Instructions to follow
Rewrite the rows below, replacing "insulating film" with "insulating coating" and leaving everything else the same.

Data records
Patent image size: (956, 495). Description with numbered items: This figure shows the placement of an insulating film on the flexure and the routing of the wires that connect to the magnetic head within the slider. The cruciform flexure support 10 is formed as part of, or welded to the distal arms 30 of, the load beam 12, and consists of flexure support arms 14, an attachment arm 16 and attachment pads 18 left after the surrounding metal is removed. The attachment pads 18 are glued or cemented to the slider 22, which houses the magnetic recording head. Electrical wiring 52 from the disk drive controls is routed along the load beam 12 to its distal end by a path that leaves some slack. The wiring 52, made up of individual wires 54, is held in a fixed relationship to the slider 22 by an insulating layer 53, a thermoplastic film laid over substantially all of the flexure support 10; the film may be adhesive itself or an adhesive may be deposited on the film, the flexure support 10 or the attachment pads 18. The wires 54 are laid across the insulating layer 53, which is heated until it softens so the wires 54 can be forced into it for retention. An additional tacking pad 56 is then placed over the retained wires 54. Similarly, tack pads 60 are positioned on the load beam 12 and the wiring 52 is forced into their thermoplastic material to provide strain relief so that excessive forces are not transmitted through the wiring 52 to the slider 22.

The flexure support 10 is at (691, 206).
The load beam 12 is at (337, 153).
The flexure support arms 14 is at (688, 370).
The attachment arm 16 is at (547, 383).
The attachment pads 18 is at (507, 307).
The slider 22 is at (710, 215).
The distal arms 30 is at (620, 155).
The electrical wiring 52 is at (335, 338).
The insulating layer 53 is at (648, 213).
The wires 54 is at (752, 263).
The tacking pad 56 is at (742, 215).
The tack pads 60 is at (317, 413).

Result of the exercise
Patent image size: (956, 495). Description with numbered items: This figure shows the placement of an insulating coating on the flexure and the routing of the wires that connect to the magnetic head within the slider. The cruciform flexure support 10 is formed as part of, or welded to the distal arms 30 of, the load beam 12, and consists of flexure support arms 14, an attachment arm 16 and attachment pads 18 left after the surrounding metal is removed. The attachment pads 18 are glued or cemented to the slider 22, which houses the magnetic recording head. Electrical wiring 52 from the disk drive controls is routed along the load beam 12 to its distal end by a path that leaves some slack. The wiring 52, made up of individual wires 54, is held in a fixed relationship to the slider 22 by an insulating layer 53, a thermoplastic film laid over substantially all of the flexure support 10; the film may be adhesive itself or an adhesive may be deposited on the film, the flexure support 10 or the attachment pads 18. The wires 54 are laid across the insulating layer 53, which is heated until it softens so the wires 54 can be forced into it for retention. An additional tacking pad 56 is then placed over the retained wires 54. Similarly, tack pads 60 are positioned on the load beam 12 and the wiring 52 is forced into their thermoplastic material to provide strain relief so that excessive forces are not transmitted through the wiring 52 to the slider 22.

The flexure support 10 is at (691, 206).
The load beam 12 is at (337, 153).
The flexure support arms 14 is at (688, 370).
The attachment arm 16 is at (547, 383).
The attachment pads 18 is at (507, 307).
The slider 22 is at (710, 215).
The distal arms 30 is at (620, 155).
The electrical wiring 52 is at (335, 338).
The insulating layer 53 is at (648, 213).
The wires 54 is at (752, 263).
The tacking pad 56 is at (742, 215).
The tack pads 60 is at (317, 413).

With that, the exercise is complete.